**What needs to be done:** Sort through the entries below and pull out lines containing the word "image".

Raw records
=======

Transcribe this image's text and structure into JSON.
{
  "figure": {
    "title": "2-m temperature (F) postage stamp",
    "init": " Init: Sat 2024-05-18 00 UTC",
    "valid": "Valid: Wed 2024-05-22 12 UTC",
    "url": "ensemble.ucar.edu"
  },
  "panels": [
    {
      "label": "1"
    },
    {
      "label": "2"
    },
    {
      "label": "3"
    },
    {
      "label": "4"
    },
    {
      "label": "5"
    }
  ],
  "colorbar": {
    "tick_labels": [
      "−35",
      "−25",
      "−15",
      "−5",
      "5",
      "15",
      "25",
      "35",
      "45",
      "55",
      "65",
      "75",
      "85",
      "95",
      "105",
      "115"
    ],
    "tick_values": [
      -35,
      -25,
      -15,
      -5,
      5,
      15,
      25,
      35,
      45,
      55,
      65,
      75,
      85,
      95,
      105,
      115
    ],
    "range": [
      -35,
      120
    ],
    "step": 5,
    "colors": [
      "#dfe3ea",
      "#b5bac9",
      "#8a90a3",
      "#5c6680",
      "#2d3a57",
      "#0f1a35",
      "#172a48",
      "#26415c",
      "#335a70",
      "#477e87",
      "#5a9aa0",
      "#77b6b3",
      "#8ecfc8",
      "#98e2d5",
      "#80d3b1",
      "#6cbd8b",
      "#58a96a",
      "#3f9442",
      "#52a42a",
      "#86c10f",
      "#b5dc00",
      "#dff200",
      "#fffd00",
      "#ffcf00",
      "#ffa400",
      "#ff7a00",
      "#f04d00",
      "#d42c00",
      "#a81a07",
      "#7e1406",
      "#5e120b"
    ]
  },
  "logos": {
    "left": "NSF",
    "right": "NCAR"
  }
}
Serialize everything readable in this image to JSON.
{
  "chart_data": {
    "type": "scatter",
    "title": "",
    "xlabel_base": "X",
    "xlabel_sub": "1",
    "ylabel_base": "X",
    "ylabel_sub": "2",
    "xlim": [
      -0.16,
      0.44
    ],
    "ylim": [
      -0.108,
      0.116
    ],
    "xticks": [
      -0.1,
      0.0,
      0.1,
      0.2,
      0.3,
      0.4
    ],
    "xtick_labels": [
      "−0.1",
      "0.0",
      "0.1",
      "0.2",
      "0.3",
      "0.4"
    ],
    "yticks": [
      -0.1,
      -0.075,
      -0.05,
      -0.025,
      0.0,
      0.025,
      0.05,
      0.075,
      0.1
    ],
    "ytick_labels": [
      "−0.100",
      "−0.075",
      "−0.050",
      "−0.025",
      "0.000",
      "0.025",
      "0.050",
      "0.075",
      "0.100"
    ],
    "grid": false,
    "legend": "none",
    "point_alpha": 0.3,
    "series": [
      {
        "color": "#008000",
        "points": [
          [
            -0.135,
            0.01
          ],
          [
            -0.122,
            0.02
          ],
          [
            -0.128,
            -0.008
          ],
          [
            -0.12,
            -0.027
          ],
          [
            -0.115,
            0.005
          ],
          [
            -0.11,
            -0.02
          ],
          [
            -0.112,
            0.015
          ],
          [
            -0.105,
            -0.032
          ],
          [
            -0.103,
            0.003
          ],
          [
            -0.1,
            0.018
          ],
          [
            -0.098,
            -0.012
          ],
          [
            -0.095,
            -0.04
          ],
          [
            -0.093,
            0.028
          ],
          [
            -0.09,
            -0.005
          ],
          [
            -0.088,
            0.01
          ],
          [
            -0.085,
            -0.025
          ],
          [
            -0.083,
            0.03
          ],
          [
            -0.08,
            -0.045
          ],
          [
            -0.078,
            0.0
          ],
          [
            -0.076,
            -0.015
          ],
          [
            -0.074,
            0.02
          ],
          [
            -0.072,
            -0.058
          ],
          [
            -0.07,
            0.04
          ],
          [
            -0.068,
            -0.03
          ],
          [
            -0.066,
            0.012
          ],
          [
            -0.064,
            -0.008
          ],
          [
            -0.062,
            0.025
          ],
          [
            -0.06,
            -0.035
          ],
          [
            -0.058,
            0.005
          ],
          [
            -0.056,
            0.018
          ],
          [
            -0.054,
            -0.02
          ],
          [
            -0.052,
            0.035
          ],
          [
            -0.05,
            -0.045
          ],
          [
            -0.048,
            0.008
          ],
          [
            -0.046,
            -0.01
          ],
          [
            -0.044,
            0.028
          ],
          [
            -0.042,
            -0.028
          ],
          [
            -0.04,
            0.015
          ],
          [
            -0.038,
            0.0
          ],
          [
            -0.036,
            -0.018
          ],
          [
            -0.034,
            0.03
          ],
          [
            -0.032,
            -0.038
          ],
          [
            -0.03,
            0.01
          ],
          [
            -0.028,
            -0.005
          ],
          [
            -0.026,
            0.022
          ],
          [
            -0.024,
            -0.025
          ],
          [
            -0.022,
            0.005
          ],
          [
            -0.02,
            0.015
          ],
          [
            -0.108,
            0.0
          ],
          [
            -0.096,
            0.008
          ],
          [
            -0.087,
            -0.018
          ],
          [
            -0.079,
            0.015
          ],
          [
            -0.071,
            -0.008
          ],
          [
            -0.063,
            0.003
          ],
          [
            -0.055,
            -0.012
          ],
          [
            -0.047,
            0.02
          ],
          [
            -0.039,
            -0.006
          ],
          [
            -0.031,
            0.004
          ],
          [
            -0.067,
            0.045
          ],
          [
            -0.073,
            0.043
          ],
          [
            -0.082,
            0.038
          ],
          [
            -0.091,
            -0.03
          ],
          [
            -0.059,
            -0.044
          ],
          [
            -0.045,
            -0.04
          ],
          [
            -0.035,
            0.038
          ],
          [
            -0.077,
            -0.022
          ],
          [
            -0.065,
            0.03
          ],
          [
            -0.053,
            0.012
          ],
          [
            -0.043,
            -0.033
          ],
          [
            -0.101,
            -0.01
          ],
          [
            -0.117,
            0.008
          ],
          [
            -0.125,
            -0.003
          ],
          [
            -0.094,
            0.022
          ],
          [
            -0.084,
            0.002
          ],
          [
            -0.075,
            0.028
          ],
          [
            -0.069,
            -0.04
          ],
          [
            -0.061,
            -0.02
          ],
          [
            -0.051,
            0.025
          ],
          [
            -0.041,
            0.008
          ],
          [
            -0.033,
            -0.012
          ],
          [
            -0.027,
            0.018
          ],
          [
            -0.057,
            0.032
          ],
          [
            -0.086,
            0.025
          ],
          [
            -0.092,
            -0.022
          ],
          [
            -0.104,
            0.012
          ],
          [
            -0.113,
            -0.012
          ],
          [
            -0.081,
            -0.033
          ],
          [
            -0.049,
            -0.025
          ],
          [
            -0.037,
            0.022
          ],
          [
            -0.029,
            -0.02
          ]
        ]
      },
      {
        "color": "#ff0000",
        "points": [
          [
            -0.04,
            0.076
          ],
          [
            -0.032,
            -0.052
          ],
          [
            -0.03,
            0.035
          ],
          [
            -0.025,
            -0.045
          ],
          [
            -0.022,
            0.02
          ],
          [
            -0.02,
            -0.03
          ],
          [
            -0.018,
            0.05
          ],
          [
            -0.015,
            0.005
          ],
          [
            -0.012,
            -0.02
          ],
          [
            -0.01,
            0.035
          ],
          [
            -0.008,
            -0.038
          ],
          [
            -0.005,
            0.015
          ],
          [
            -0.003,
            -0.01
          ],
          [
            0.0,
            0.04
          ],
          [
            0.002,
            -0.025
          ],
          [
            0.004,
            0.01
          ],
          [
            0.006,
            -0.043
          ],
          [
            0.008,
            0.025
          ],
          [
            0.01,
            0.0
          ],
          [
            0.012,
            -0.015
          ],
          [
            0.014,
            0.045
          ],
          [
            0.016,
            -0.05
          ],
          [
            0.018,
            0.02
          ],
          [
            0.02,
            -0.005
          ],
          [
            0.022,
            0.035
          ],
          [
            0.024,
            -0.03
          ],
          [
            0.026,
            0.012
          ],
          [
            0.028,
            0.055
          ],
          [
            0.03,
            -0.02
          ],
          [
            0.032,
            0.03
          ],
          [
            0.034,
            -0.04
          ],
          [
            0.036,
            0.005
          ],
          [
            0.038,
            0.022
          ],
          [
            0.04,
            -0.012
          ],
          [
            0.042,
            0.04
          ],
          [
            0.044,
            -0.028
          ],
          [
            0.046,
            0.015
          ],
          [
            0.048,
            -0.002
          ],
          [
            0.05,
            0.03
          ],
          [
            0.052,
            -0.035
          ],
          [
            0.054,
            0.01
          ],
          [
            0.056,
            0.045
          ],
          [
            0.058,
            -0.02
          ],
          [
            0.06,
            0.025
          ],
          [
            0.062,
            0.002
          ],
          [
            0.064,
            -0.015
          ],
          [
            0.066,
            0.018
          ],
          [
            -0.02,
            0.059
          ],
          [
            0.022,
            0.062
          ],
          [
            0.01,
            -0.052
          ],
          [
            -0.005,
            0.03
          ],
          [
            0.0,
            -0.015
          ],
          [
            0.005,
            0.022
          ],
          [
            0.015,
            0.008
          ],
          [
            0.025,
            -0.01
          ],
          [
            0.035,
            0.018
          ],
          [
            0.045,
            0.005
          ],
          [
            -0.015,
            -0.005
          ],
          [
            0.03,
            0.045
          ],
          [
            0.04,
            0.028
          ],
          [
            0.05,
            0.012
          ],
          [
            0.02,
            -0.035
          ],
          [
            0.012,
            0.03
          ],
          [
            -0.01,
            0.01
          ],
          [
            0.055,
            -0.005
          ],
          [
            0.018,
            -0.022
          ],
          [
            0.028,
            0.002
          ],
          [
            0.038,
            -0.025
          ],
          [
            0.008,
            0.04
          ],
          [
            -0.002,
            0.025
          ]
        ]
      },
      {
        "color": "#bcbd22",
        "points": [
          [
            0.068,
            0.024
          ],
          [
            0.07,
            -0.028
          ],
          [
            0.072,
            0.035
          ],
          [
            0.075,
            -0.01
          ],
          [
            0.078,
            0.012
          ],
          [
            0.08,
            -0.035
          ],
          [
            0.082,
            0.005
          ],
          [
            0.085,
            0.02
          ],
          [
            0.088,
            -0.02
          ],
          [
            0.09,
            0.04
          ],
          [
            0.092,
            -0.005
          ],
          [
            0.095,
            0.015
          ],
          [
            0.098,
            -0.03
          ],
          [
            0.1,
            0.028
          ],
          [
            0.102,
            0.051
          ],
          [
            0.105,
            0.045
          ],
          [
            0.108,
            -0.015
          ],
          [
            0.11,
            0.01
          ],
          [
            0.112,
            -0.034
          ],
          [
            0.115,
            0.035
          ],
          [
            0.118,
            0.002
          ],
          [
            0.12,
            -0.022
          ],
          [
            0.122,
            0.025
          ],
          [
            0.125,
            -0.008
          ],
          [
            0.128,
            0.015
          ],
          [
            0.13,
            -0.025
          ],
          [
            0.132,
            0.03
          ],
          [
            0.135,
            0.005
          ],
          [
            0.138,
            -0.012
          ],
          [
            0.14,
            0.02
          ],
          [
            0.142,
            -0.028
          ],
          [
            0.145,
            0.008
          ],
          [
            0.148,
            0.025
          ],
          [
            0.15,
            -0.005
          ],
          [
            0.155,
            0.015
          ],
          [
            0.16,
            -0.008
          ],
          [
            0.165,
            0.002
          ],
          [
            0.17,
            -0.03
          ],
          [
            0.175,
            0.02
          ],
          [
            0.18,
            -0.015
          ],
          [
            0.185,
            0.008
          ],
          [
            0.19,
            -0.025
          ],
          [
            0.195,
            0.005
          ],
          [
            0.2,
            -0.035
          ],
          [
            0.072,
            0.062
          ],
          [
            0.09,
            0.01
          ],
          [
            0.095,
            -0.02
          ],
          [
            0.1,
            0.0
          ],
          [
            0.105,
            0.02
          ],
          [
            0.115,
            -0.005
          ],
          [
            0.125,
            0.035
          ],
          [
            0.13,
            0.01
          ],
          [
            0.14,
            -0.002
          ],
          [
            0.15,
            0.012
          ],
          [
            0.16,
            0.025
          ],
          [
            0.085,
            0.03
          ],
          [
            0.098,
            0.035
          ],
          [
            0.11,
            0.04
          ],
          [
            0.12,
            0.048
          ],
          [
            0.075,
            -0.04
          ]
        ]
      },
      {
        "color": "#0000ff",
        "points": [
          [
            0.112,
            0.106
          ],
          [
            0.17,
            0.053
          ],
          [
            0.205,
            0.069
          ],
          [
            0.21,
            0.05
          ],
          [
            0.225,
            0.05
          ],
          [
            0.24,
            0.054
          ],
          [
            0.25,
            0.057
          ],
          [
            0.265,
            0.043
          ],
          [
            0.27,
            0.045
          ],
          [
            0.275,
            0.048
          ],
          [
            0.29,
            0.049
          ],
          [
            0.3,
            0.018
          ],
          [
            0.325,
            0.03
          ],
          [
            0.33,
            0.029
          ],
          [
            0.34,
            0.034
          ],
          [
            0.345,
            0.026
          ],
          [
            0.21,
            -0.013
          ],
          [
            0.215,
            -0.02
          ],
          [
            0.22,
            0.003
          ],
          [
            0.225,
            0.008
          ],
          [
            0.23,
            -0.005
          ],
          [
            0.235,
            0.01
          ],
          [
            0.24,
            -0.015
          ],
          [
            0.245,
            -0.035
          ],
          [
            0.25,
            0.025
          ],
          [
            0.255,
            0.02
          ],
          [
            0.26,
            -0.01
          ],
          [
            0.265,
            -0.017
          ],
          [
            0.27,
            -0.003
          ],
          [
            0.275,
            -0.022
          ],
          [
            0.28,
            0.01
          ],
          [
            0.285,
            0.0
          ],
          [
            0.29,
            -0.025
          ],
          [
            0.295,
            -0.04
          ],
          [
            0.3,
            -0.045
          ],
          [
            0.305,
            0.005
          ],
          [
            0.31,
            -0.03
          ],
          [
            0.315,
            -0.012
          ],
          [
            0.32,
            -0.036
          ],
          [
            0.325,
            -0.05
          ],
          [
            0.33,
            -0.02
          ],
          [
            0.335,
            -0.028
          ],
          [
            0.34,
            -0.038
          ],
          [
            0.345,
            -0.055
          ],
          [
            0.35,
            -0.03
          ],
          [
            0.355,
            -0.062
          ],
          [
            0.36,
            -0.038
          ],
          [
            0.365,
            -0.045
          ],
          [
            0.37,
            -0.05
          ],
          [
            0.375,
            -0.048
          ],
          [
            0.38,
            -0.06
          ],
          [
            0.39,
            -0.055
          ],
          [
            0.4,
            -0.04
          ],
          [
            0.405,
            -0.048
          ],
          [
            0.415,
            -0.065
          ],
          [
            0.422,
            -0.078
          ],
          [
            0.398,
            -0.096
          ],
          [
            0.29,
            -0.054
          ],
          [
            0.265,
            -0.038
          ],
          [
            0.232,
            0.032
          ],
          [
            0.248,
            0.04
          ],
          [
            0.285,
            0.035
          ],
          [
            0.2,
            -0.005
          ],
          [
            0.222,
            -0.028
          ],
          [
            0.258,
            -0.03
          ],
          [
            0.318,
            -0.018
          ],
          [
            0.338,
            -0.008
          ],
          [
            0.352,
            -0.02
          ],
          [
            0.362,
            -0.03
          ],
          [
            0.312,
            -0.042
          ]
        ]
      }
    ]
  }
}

=======

**Solved problem:**
Transcribe this image's text and structure into JSON.
Serialize everything readable in this image to JSON.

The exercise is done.